### What is asked:
Copy the entries below word for word, keeping every line as it is.
** START OF Information supplied **
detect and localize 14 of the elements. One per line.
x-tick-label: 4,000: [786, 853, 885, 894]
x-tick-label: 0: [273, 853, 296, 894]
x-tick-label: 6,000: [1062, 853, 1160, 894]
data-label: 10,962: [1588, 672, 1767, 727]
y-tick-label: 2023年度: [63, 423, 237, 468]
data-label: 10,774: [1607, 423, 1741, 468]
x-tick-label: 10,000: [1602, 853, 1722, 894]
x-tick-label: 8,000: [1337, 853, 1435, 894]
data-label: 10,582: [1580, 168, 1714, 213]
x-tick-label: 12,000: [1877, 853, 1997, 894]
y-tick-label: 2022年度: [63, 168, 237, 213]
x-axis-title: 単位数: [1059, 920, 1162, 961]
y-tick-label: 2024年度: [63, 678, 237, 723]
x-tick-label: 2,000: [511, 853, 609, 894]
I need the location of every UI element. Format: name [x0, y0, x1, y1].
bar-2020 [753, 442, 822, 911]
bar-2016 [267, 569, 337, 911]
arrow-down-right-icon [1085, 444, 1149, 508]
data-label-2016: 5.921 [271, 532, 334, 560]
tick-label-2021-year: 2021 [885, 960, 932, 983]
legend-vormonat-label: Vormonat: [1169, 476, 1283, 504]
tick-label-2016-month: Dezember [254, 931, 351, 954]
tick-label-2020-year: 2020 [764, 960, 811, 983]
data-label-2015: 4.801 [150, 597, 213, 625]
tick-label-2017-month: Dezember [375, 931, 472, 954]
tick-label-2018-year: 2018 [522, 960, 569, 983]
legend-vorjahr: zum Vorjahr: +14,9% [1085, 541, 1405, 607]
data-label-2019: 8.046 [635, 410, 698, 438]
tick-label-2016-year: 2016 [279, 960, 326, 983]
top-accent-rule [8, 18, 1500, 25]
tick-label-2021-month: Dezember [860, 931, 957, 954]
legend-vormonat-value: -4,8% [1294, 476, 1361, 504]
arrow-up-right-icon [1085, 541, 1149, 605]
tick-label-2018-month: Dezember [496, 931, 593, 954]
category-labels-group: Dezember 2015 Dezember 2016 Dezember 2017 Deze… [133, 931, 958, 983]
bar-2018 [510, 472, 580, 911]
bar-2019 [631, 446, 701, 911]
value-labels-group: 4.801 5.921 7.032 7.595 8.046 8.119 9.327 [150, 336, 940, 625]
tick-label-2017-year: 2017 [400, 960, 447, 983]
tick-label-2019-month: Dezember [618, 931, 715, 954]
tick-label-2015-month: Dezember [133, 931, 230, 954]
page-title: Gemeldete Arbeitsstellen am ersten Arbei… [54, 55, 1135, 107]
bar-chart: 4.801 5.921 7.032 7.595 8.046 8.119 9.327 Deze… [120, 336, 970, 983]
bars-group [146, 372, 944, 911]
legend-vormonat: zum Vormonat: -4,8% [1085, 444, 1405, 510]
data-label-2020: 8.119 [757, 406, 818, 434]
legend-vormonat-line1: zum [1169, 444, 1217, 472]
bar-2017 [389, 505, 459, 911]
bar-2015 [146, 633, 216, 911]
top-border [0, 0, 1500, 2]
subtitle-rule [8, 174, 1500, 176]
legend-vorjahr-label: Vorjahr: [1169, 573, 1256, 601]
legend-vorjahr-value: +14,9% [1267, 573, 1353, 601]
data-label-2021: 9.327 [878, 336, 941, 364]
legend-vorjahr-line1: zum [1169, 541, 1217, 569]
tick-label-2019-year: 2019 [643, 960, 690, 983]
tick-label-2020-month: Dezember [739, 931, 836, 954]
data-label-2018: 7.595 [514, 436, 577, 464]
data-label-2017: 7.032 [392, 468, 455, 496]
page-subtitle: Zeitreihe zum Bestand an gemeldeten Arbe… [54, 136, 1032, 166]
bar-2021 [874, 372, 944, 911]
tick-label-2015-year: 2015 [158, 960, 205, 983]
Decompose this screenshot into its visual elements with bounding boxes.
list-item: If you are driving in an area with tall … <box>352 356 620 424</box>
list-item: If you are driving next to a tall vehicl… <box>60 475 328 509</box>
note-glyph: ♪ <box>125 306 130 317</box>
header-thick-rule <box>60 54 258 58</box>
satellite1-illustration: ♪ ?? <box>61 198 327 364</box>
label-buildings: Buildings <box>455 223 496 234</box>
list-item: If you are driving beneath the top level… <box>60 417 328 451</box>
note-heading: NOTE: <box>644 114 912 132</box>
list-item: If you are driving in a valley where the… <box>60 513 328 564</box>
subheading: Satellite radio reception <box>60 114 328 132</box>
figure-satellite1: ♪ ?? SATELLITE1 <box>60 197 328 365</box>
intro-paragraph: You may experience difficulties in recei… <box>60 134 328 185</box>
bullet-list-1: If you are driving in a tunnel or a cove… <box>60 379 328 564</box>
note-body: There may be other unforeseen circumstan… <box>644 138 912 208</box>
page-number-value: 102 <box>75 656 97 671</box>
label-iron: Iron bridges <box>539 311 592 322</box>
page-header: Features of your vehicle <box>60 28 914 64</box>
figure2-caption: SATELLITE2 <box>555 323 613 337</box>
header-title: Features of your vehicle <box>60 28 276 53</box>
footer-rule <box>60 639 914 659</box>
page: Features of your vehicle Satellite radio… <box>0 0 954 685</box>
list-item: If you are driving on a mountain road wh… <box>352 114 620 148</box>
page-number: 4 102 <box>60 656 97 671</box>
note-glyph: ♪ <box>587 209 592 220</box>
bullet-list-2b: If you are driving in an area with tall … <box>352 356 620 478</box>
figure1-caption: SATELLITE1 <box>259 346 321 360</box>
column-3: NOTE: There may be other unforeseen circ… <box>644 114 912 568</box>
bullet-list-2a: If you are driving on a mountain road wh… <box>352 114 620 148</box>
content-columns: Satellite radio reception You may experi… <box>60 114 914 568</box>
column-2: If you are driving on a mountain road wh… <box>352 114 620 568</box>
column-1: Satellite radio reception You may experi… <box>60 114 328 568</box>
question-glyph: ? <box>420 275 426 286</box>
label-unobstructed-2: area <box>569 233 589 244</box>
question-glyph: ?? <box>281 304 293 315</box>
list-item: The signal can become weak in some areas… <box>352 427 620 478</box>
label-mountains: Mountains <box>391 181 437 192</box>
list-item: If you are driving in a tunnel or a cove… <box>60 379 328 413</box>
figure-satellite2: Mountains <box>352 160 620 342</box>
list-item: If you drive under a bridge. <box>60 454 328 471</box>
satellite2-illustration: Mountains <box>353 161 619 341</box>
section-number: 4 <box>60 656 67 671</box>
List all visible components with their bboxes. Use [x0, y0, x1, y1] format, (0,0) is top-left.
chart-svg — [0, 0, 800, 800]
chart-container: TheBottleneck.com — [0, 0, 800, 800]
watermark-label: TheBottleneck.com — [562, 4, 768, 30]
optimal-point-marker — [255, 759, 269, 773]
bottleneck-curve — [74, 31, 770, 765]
** END OF Information supplied **
### Written solution:
detect and localize 14 of the elements. One per line.
x-tick-label: 4,000: [786, 853, 885, 894]
x-tick-label: 0: [273, 853, 296, 894]
x-tick-label: 6,000: [1062, 853, 1160, 894]
data-label: 10,962: [1588, 672, 1767, 727]
y-tick-label: 2023年度: [63, 423, 237, 468]
data-label: 10,774: [1607, 423, 1741, 468]
x-tick-label: 10,000: [1602, 853, 1722, 894]
x-tick-label: 8,000: [1337, 853, 1435, 894]
data-label: 10,582: [1580, 168, 1714, 213]
x-tick-label: 12,000: [1877, 853, 1997, 894]
y-tick-label: 2022年度: [63, 168, 237, 213]
x-axis-title: 単位数: [1059, 920, 1162, 961]
y-tick-label: 2024年度: [63, 678, 237, 723]
x-tick-label: 2,000: [511, 853, 609, 894]
I need the location of every UI element. Format: name [x0, y0, x1, y1].
bar-2020 [753, 442, 822, 911]
bar-2016 [267, 569, 337, 911]
arrow-down-right-icon [1085, 444, 1149, 508]
data-label-2016: 5.921 [271, 532, 334, 560]
tick-label-2021-year: 2021 [885, 960, 932, 983]
legend-vormonat-label: Vormonat: [1169, 476, 1283, 504]
tick-label-2016-month: Dezember [254, 931, 351, 954]
tick-label-2020-year: 2020 [764, 960, 811, 983]
data-label-2015: 4.801 [150, 597, 213, 625]
tick-label-2017-month: Dezember [375, 931, 472, 954]
tick-label-2018-year: 2018 [522, 960, 569, 983]
legend-vorjahr: zum Vorjahr: +14,9% [1085, 541, 1405, 607]
data-label-2019: 8.046 [635, 410, 698, 438]
tick-label-2016-year: 2016 [279, 960, 326, 983]
top-accent-rule [8, 18, 1500, 25]
tick-label-2021-month: Dezember [860, 931, 957, 954]
legend-vormonat-value: -4,8% [1294, 476, 1361, 504]
arrow-up-right-icon [1085, 541, 1149, 605]
tick-label-2018-month: Dezember [496, 931, 593, 954]
category-labels-group: Dezember 2015 Dezember 2016 Dezember 2017 Deze… [133, 931, 958, 983]
bar-2018 [510, 472, 580, 911]
bar-2019 [631, 446, 701, 911]
value-labels-group: 4.801 5.921 7.032 7.595 8.046 8.119 9.327 [150, 336, 940, 625]
tick-label-2017-year: 2017 [400, 960, 447, 983]
tick-label-2019-month: Dezember [618, 931, 715, 954]
tick-label-2015-month: Dezember [133, 931, 230, 954]
page-title: Gemeldete Arbeitsstellen am ersten Arbei… [54, 55, 1135, 107]
bar-chart: 4.801 5.921 7.032 7.595 8.046 8.119 9.327 Deze… [120, 336, 970, 983]
bars-group [146, 372, 944, 911]
legend-vormonat: zum Vormonat: -4,8% [1085, 444, 1405, 510]
data-label-2020: 8.119 [757, 406, 818, 434]
legend-vormonat-line1: zum [1169, 444, 1217, 472]
bar-2017 [389, 505, 459, 911]
bar-2015 [146, 633, 216, 911]
top-border [0, 0, 1500, 2]
subtitle-rule [8, 174, 1500, 176]
legend-vorjahr-label: Vorjahr: [1169, 573, 1256, 601]
legend-vorjahr-value: +14,9% [1267, 573, 1353, 601]
data-label-2021: 9.327 [878, 336, 941, 364]
legend-vorjahr-line1: zum [1169, 541, 1217, 569]
tick-label-2019-year: 2019 [643, 960, 690, 983]
tick-label-2020-month: Dezember [739, 931, 836, 954]
data-label-2018: 7.595 [514, 436, 577, 464]
data-label-2017: 7.032 [392, 468, 455, 496]
page-subtitle: Zeitreihe zum Bestand an gemeldeten Arbe… [54, 136, 1032, 166]
bar-2021 [874, 372, 944, 911]
tick-label-2015-year: 2015 [158, 960, 205, 983]
Decompose this screenshot into its visual elements with bounding boxes.
list-item: If you are driving in an area with tall … <box>352 356 620 424</box>
list-item: If you are driving next to a tall vehicl… <box>60 475 328 509</box>
note-glyph: ♪ <box>125 306 130 317</box>
header-thick-rule <box>60 54 258 58</box>
satellite1-illustration: ♪ ?? <box>61 198 327 364</box>
label-buildings: Buildings <box>455 223 496 234</box>
list-item: If you are driving beneath the top level… <box>60 417 328 451</box>
note-heading: NOTE: <box>644 114 912 132</box>
list-item: If you are driving in a valley where the… <box>60 513 328 564</box>
subheading: Satellite radio reception <box>60 114 328 132</box>
figure-satellite1: ♪ ?? SATELLITE1 <box>60 197 328 365</box>
intro-paragraph: You may experience difficulties in recei… <box>60 134 328 185</box>
bullet-list-1: If you are driving in a tunnel or a cove… <box>60 379 328 564</box>
note-body: There may be other unforeseen circumstan… <box>644 138 912 208</box>
page-number-value: 102 <box>75 656 97 671</box>
label-iron: Iron bridges <box>539 311 592 322</box>
page-header: Features of your vehicle <box>60 28 914 64</box>
figure2-caption: SATELLITE2 <box>555 323 613 337</box>
header-title: Features of your vehicle <box>60 28 276 53</box>
footer-rule <box>60 639 914 659</box>
page: Features of your vehicle Satellite radio… <box>0 0 954 685</box>
list-item: If you are driving on a mountain road wh… <box>352 114 620 148</box>
page-number: 4 102 <box>60 656 97 671</box>
note-glyph: ♪ <box>587 209 592 220</box>
bullet-list-2b: If you are driving in an area with tall … <box>352 356 620 478</box>
figure1-caption: SATELLITE1 <box>259 346 321 360</box>
column-3: NOTE: There may be other unforeseen circ… <box>644 114 912 568</box>
bullet-list-2a: If you are driving on a mountain road wh… <box>352 114 620 148</box>
content-columns: Satellite radio reception You may experi… <box>60 114 914 568</box>
column-2: If you are driving on a mountain road wh… <box>352 114 620 568</box>
column-1: Satellite radio reception You may experi… <box>60 114 328 568</box>
question-glyph: ? <box>420 275 426 286</box>
label-unobstructed-2: area <box>569 233 589 244</box>
question-glyph: ?? <box>281 304 293 315</box>
list-item: The signal can become weak in some areas… <box>352 427 620 478</box>
label-mountains: Mountains <box>391 181 437 192</box>
list-item: If you are driving in a tunnel or a cove… <box>60 379 328 413</box>
figure-satellite2: Mountains <box>352 160 620 342</box>
list-item: If you drive under a bridge. <box>60 454 328 471</box>
satellite2-illustration: Mountains <box>353 161 619 341</box>
section-number: 4 <box>60 656 67 671</box>
List all visible components with their bboxes. Use [x0, y0, x1, y1] format, (0,0) is top-left.
chart-svg — [0, 0, 800, 800]
chart-container: TheBottleneck.com — [0, 0, 800, 800]
watermark-label: TheBottleneck.com — [562, 4, 768, 30]
optimal-point-marker — [255, 759, 269, 773]
bottleneck-curve — [74, 31, 770, 765]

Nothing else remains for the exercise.